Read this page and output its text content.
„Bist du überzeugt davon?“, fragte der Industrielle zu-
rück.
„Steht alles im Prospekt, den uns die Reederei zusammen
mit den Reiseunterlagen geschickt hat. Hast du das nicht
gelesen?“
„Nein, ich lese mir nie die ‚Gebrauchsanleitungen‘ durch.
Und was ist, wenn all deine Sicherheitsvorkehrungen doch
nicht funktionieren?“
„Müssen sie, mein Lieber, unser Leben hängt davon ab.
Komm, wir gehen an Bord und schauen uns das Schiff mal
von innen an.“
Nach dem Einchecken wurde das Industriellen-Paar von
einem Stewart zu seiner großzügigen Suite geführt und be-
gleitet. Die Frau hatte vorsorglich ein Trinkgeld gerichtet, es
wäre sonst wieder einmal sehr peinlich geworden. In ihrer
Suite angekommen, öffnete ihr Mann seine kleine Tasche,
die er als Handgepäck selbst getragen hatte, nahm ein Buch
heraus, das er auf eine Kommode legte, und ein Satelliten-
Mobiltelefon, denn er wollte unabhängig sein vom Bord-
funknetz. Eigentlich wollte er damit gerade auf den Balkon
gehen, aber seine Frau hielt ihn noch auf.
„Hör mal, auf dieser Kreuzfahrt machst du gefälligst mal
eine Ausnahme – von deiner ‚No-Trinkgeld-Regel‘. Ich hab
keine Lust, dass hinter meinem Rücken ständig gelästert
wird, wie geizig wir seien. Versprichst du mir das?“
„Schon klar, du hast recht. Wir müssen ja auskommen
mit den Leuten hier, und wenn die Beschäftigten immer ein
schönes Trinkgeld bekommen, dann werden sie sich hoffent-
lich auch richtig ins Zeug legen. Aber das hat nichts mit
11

####

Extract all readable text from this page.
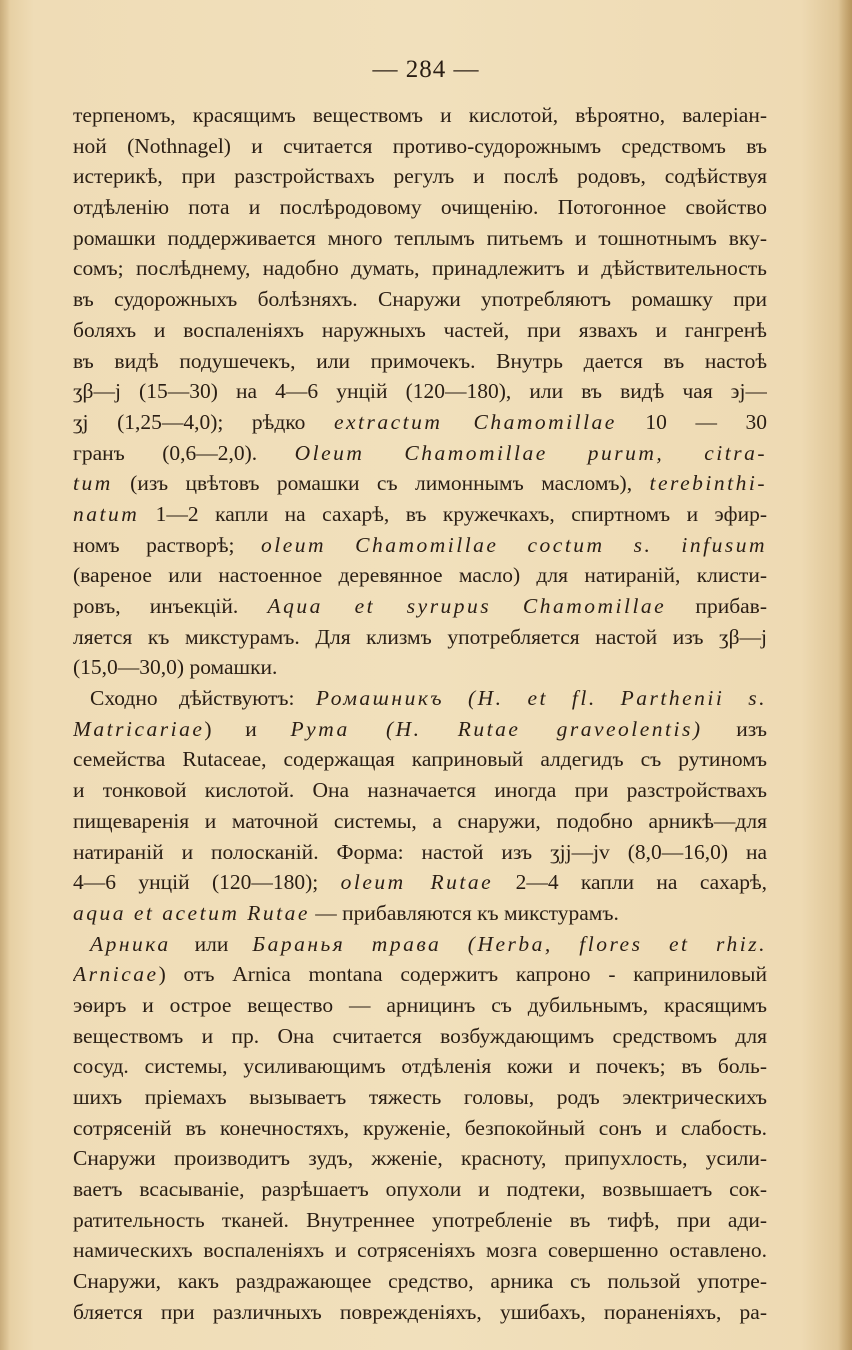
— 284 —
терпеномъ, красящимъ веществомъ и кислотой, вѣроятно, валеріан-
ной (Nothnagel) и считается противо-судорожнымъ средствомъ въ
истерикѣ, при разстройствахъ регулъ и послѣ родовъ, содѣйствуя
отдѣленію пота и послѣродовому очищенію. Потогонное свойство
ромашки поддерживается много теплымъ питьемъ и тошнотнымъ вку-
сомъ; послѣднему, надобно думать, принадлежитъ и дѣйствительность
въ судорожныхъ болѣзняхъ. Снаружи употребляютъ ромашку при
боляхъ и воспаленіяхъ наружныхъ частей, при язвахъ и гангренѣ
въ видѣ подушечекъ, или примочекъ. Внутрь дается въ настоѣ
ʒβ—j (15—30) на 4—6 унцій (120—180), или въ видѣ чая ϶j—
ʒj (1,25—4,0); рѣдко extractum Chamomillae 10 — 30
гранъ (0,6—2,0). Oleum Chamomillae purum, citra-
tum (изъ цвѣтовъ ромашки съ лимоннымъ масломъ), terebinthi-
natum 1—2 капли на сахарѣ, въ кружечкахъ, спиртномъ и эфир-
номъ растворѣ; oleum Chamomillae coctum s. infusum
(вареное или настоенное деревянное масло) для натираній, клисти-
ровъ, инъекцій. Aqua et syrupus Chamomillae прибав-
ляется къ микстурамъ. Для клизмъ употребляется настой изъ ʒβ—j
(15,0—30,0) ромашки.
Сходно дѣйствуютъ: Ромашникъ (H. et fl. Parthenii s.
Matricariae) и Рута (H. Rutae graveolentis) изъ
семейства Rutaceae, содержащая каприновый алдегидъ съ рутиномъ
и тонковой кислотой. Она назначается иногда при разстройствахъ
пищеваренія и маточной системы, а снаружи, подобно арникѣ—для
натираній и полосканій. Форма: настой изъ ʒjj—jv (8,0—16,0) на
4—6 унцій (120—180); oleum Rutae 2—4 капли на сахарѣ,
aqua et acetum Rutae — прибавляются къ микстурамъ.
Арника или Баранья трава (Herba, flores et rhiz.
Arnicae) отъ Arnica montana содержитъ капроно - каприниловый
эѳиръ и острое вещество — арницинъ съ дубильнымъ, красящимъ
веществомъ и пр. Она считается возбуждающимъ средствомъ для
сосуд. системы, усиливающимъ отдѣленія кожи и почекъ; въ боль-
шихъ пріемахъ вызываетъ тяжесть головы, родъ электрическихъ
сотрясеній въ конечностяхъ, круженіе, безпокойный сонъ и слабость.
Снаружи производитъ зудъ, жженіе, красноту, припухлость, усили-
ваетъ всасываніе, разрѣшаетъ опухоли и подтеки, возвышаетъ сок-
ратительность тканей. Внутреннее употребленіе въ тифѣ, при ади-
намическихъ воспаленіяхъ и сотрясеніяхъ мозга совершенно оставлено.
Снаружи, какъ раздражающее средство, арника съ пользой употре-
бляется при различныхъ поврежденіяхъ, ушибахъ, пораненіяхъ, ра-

####

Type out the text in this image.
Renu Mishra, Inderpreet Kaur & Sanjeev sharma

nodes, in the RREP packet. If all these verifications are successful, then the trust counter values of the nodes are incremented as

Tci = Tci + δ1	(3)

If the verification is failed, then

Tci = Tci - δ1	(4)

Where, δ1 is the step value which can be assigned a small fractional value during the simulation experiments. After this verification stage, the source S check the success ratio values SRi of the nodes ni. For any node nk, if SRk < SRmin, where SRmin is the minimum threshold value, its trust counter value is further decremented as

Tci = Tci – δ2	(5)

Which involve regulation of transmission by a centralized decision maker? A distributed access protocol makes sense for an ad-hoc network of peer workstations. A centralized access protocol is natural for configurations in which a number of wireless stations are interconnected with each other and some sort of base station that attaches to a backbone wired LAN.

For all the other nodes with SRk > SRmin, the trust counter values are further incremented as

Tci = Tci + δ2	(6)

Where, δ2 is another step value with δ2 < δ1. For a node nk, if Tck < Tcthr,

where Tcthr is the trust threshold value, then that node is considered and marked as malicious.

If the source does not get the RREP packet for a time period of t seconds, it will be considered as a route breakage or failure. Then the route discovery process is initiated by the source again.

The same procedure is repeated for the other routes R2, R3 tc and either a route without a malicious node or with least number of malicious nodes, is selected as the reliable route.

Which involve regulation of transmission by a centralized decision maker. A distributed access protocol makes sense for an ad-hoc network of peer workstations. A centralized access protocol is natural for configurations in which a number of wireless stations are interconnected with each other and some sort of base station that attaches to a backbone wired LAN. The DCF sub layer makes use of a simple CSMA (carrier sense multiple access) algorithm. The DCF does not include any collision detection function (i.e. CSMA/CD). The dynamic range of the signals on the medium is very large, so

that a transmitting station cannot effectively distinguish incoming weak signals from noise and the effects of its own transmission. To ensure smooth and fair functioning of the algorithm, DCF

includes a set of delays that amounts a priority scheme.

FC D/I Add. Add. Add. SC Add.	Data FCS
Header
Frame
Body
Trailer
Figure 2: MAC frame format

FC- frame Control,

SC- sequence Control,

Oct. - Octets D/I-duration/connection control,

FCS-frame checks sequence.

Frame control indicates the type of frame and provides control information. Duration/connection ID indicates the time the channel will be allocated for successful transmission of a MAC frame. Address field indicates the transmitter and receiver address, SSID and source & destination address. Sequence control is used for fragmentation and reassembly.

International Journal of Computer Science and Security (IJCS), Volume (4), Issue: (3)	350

####

**Your goal**
Where a line holds "Suite", copy it out.

**Written response**
einem Stewart zu seiner großzügigen Suite geführt und be-
Suite angekommen, öffnete ihr Mann seine kleine Tasche,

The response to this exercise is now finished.